**Data for the task**
_ _ _ _

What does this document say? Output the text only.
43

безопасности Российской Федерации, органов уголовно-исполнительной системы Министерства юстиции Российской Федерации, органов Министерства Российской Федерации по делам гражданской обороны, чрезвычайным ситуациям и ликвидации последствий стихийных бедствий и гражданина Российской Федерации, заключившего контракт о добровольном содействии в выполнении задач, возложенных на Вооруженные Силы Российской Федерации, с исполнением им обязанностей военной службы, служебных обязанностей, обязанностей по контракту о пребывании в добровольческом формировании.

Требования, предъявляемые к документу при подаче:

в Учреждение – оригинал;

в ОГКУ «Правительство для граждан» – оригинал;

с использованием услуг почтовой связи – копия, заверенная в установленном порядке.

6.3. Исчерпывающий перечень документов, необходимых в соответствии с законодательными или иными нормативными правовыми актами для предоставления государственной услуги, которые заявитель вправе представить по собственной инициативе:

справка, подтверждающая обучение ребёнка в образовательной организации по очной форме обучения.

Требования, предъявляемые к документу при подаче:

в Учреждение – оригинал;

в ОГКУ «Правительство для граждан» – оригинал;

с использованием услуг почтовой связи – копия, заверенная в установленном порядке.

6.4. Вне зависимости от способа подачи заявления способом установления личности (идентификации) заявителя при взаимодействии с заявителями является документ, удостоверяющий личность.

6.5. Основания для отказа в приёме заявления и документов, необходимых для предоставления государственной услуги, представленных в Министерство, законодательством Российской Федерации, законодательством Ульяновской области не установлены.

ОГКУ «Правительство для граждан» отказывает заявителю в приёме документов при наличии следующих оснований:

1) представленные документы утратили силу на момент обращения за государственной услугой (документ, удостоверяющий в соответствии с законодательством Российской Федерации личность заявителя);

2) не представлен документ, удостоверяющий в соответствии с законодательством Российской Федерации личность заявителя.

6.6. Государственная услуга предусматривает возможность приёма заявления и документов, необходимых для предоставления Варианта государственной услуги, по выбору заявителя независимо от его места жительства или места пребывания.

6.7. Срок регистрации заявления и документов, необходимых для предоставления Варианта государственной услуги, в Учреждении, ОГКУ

_ _ _ _

**The exercise**
Within the listing above, find every line containing the string "документов" and return it.

**Written answer**
6.3. Исчерпывающий перечень документов, необходимых в соответствии с законодательными или иными нормативными правовыми актами для предоставления государственной услуги, которые заявитель вправе представить по собственной инициативе:
6.5. Основания для отказа в приёме заявления и документов, необходимых для предоставления государственной услуги, представленных в Министерство, законодательством Российской Федерации, законодательством Ульяновской области не установлены.
ОГКУ «Правительство для граждан» отказывает заявителю в приёме документов при наличии следующих оснований:
6.6. Государственная услуга предусматривает возможность приёма заявления и документов, необходимых для предоставления Варианта государственной услуги, по выбору заявителя независимо от его места жительства или места пребывания.
6.7. Срок регистрации заявления и документов, необходимых для предоставления Варианта государственной услуги, в Учреждении, ОГКУ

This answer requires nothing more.